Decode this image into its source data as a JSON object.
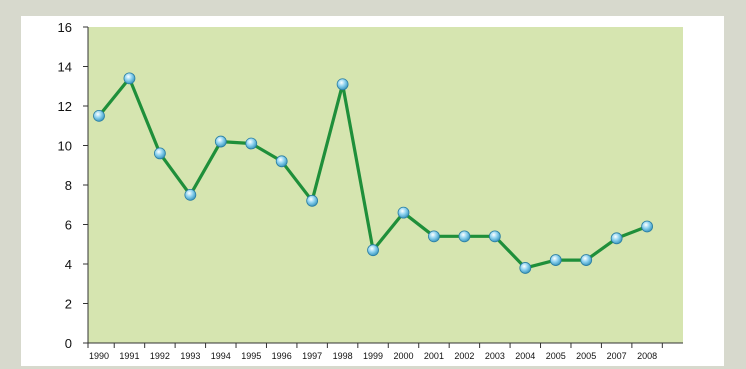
{
  "chart_data": {
    "type": "line",
    "categories": [
      "1990",
      "1991",
      "1992",
      "1993",
      "1994",
      "1995",
      "1996",
      "1997",
      "1998",
      "1999",
      "2000",
      "2001",
      "2002",
      "2003",
      "2004",
      "2005",
      "2005",
      "2007",
      "2008"
    ],
    "series": [
      {
        "values": [
          11.5,
          13.4,
          9.6,
          7.5,
          10.2,
          10.1,
          9.2,
          7.2,
          13.1,
          4.7,
          6.6,
          5.4,
          5.4,
          5.4,
          3.8,
          4.2,
          4.2,
          5.3,
          5.9
        ]
      }
    ],
    "ylim": [
      0,
      16
    ],
    "yticks": [
      "0",
      "2",
      "4",
      "6",
      "8",
      "10",
      "12",
      "14",
      "16"
    ],
    "grid": false,
    "colors": {
      "plot_background": "#d6e5b0",
      "line": "#1f8f3a",
      "marker": "#79c9ea",
      "page_background": "#d7d9cd"
    }
  }
}
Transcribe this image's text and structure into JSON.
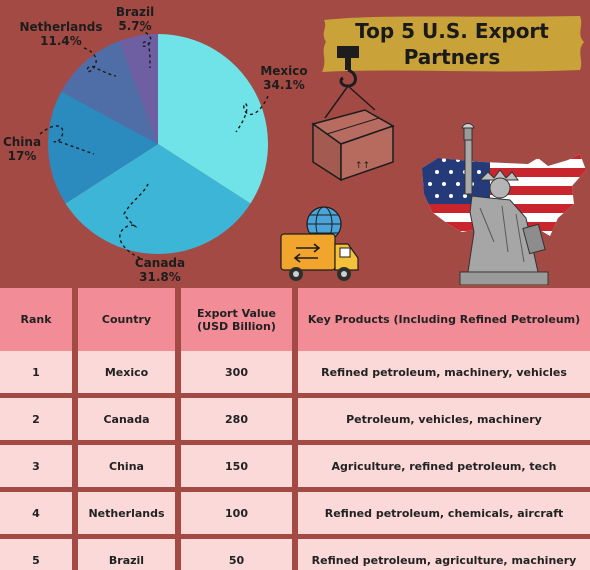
{
  "title": "Top 5 U.S. Export Partners",
  "colors": {
    "background": "#a34a45",
    "banner": "#c9a23a",
    "header_cell": "#f28c96",
    "row_cell": "#fbd9d8",
    "mexico": "#6fe3e8",
    "canada": "#3db5d6",
    "china": "#2b8bbf",
    "netherlands": "#4f6ea8",
    "brazil": "#6e5fa2"
  },
  "chart_data": {
    "type": "pie",
    "slices": [
      {
        "label": "Mexico",
        "value": 34.1,
        "display": "34.1%"
      },
      {
        "label": "Canada",
        "value": 31.8,
        "display": "31.8%"
      },
      {
        "label": "China",
        "value": 17,
        "display": "17%"
      },
      {
        "label": "Netherlands",
        "value": 11.4,
        "display": "11.4%"
      },
      {
        "label": "Brazil",
        "value": 5.7,
        "display": "5.7%"
      }
    ]
  },
  "table": {
    "headers": [
      "Rank",
      "Country",
      "Export Value (USD Billion)",
      "Key Products (Including Refined Petroleum)"
    ],
    "rows": [
      [
        "1",
        "Mexico",
        "300",
        "Refined petroleum, machinery, vehicles"
      ],
      [
        "2",
        "Canada",
        "280",
        "Petroleum, vehicles, machinery"
      ],
      [
        "3",
        "China",
        "150",
        "Agriculture, refined petroleum, tech"
      ],
      [
        "4",
        "Netherlands",
        "100",
        "Refined petroleum, chemicals, aircraft"
      ],
      [
        "5",
        "Brazil",
        "50",
        "Refined petroleum, agriculture, machinery"
      ]
    ]
  },
  "illustrations": [
    "crane-hook-box-icon",
    "us-flag-map-icon",
    "statue-of-liberty-icon",
    "delivery-truck-globe-icon"
  ]
}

TASK BRIEF: From the listing above, copy all lines holding the word "this".

TASK RESPONSE:
Decode this image into its source data as a JSON object.
Transcribe this image's text and structure into JSON.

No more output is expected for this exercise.